* START *

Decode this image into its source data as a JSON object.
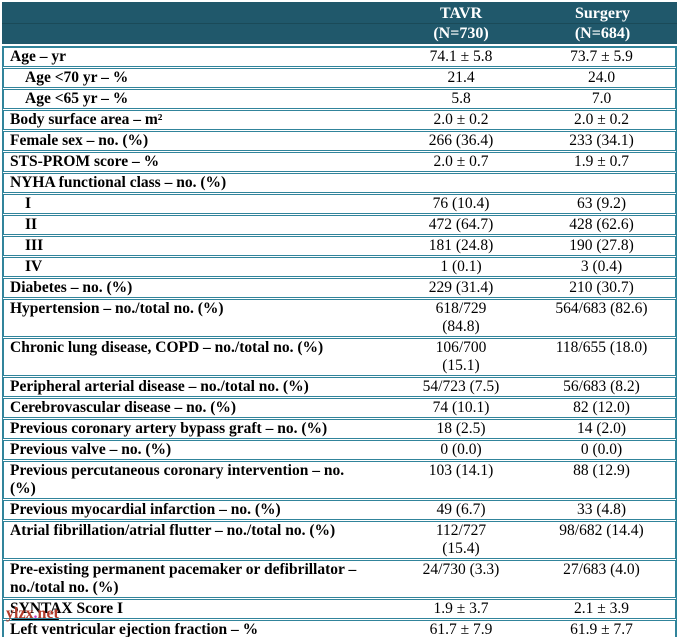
{
  "colors": {
    "header_bg": "#20586B",
    "border": "#31849B",
    "header_divider": "#1A4A58",
    "header_text": "#FFFFFF",
    "text": "#000000",
    "watermark_main": "#B23B2A",
    "watermark_dot": "#C837C8"
  },
  "header": {
    "columns": [
      {
        "title": "TAVR",
        "subtitle": "(N=730)"
      },
      {
        "title": "Surgery",
        "subtitle": "(N=684)"
      }
    ]
  },
  "table": {
    "rows": [
      {
        "label": "Age – yr",
        "indent": 0,
        "tavr": "74.1 ± 5.8",
        "surgery": "73.7 ± 5.9"
      },
      {
        "label": "Age <70 yr – %",
        "indent": 1,
        "tavr": "21.4",
        "surgery": "24.0"
      },
      {
        "label": "Age <65 yr – %",
        "indent": 1,
        "tavr": "5.8",
        "surgery": "7.0"
      },
      {
        "label": "Body surface area – m²",
        "indent": 0,
        "tavr": "2.0 ± 0.2",
        "surgery": "2.0 ± 0.2"
      },
      {
        "label": "Female sex – no. (%)",
        "indent": 0,
        "tavr": "266 (36.4)",
        "surgery": "233 (34.1)"
      },
      {
        "label": "STS-PROM score – %",
        "indent": 0,
        "tavr": "2.0 ± 0.7",
        "surgery": "1.9 ± 0.7"
      },
      {
        "label": "NYHA functional class – no. (%)",
        "indent": 0,
        "tavr": "",
        "surgery": ""
      },
      {
        "label": "I",
        "indent": 1,
        "tavr": "76 (10.4)",
        "surgery": "63 (9.2)"
      },
      {
        "label": "II",
        "indent": 1,
        "tavr": "472 (64.7)",
        "surgery": "428 (62.6)"
      },
      {
        "label": "III",
        "indent": 1,
        "tavr": "181 (24.8)",
        "surgery": "190 (27.8)"
      },
      {
        "label": "IV",
        "indent": 1,
        "tavr": "1 (0.1)",
        "surgery": "3 (0.4)"
      },
      {
        "label": "Diabetes – no. (%)",
        "indent": 0,
        "tavr": "229 (31.4)",
        "surgery": "210 (30.7)"
      },
      {
        "label": "Hypertension – no./total no. (%)",
        "indent": 0,
        "tavr": "618/729\n(84.8)",
        "surgery": "564/683 (82.6)"
      },
      {
        "label": "Chronic lung disease, COPD – no./total no. (%)",
        "indent": 0,
        "tavr": "106/700\n(15.1)",
        "surgery": "118/655 (18.0)"
      },
      {
        "label": "Peripheral arterial disease – no./total no. (%)",
        "indent": 0,
        "tavr": "54/723 (7.5)",
        "surgery": "56/683 (8.2)"
      },
      {
        "label": "Cerebrovascular disease – no. (%)",
        "indent": 0,
        "tavr": "74 (10.1)",
        "surgery": "82 (12.0)"
      },
      {
        "label": "Previous coronary artery bypass graft – no. (%)",
        "indent": 0,
        "tavr": "18 (2.5)",
        "surgery": "14 (2.0)"
      },
      {
        "label": "Previous valve – no. (%)",
        "indent": 0,
        "tavr": "0 (0.0)",
        "surgery": "0 (0.0)"
      },
      {
        "label": "Previous percutaneous coronary intervention – no.\n(%)",
        "indent": 0,
        "tavr": "103 (14.1)",
        "surgery": "88 (12.9)"
      },
      {
        "label": "Previous myocardial infarction – no. (%)",
        "indent": 0,
        "tavr": "49 (6.7)",
        "surgery": "33 (4.8)"
      },
      {
        "label": "Atrial fibrillation/atrial flutter – no./total no. (%)",
        "indent": 0,
        "tavr": "112/727\n(15.4)",
        "surgery": "98/682 (14.4)"
      },
      {
        "label": "Pre-existing permanent pacemaker or defibrillator –\nno./total no. (%)",
        "indent": 0,
        "tavr": "24/730 (3.3)",
        "surgery": "27/683 (4.0)"
      },
      {
        "label": "SYNTAX Score I",
        "indent": 0,
        "tavr": "1.9 ± 3.7",
        "surgery": "2.1 ± 3.9"
      },
      {
        "label": "Left ventricular ejection fraction – %",
        "indent": 0,
        "tavr": "61.7 ± 7.9",
        "surgery": "61.9 ± 7.7"
      }
    ]
  },
  "watermark": {
    "prefix": "ylzx",
    "dot": ".",
    "suffix": "net"
  }
}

* END *

• Direction
Repeat everything in the records precisely. Images are excluded from the copy.

• Answer to the task
Decode this image into its source data as a JSON object.
{
  "colors": {
    "header_bg": "#20586B",
    "border": "#31849B",
    "header_divider": "#1A4A58",
    "header_text": "#FFFFFF",
    "text": "#000000",
    "watermark_main": "#B23B2A",
    "watermark_dot": "#C837C8"
  },
  "header": {
    "columns": [
      {
        "title": "TAVR",
        "subtitle": "(N=730)"
      },
      {
        "title": "Surgery",
        "subtitle": "(N=684)"
      }
    ]
  },
  "table": {
    "rows": [
      {
        "label": "Age – yr",
        "indent": 0,
        "tavr": "74.1 ± 5.8",
        "surgery": "73.7 ± 5.9"
      },
      {
        "label": "Age <70 yr – %",
        "indent": 1,
        "tavr": "21.4",
        "surgery": "24.0"
      },
      {
        "label": "Age <65 yr – %",
        "indent": 1,
        "tavr": "5.8",
        "surgery": "7.0"
      },
      {
        "label": "Body surface area – m²",
        "indent": 0,
        "tavr": "2.0 ± 0.2",
        "surgery": "2.0 ± 0.2"
      },
      {
        "label": "Female sex – no. (%)",
        "indent": 0,
        "tavr": "266 (36.4)",
        "surgery": "233 (34.1)"
      },
      {
        "label": "STS-PROM score – %",
        "indent": 0,
        "tavr": "2.0 ± 0.7",
        "surgery": "1.9 ± 0.7"
      },
      {
        "label": "NYHA functional class – no. (%)",
        "indent": 0,
        "tavr": "",
        "surgery": ""
      },
      {
        "label": "I",
        "indent": 1,
        "tavr": "76 (10.4)",
        "surgery": "63 (9.2)"
      },
      {
        "label": "II",
        "indent": 1,
        "tavr": "472 (64.7)",
        "surgery": "428 (62.6)"
      },
      {
        "label": "III",
        "indent": 1,
        "tavr": "181 (24.8)",
        "surgery": "190 (27.8)"
      },
      {
        "label": "IV",
        "indent": 1,
        "tavr": "1 (0.1)",
        "surgery": "3 (0.4)"
      },
      {
        "label": "Diabetes – no. (%)",
        "indent": 0,
        "tavr": "229 (31.4)",
        "surgery": "210 (30.7)"
      },
      {
        "label": "Hypertension – no./total no. (%)",
        "indent": 0,
        "tavr": "618/729\n(84.8)",
        "surgery": "564/683 (82.6)"
      },
      {
        "label": "Chronic lung disease, COPD – no./total no. (%)",
        "indent": 0,
        "tavr": "106/700\n(15.1)",
        "surgery": "118/655 (18.0)"
      },
      {
        "label": "Peripheral arterial disease – no./total no. (%)",
        "indent": 0,
        "tavr": "54/723 (7.5)",
        "surgery": "56/683 (8.2)"
      },
      {
        "label": "Cerebrovascular disease – no. (%)",
        "indent": 0,
        "tavr": "74 (10.1)",
        "surgery": "82 (12.0)"
      },
      {
        "label": "Previous coronary artery bypass graft – no. (%)",
        "indent": 0,
        "tavr": "18 (2.5)",
        "surgery": "14 (2.0)"
      },
      {
        "label": "Previous valve – no. (%)",
        "indent": 0,
        "tavr": "0 (0.0)",
        "surgery": "0 (0.0)"
      },
      {
        "label": "Previous percutaneous coronary intervention – no.\n(%)",
        "indent": 0,
        "tavr": "103 (14.1)",
        "surgery": "88 (12.9)"
      },
      {
        "label": "Previous myocardial infarction – no. (%)",
        "indent": 0,
        "tavr": "49 (6.7)",
        "surgery": "33 (4.8)"
      },
      {
        "label": "Atrial fibrillation/atrial flutter – no./total no. (%)",
        "indent": 0,
        "tavr": "112/727\n(15.4)",
        "surgery": "98/682 (14.4)"
      },
      {
        "label": "Pre-existing permanent pacemaker or defibrillator –\nno./total no. (%)",
        "indent": 0,
        "tavr": "24/730 (3.3)",
        "surgery": "27/683 (4.0)"
      },
      {
        "label": "SYNTAX Score I",
        "indent": 0,
        "tavr": "1.9 ± 3.7",
        "surgery": "2.1 ± 3.9"
      },
      {
        "label": "Left ventricular ejection fraction – %",
        "indent": 0,
        "tavr": "61.7 ± 7.9",
        "surgery": "61.9 ± 7.7"
      }
    ]
  },
  "watermark": {
    "prefix": "ylzx",
    "dot": ".",
    "suffix": "net"
  }
}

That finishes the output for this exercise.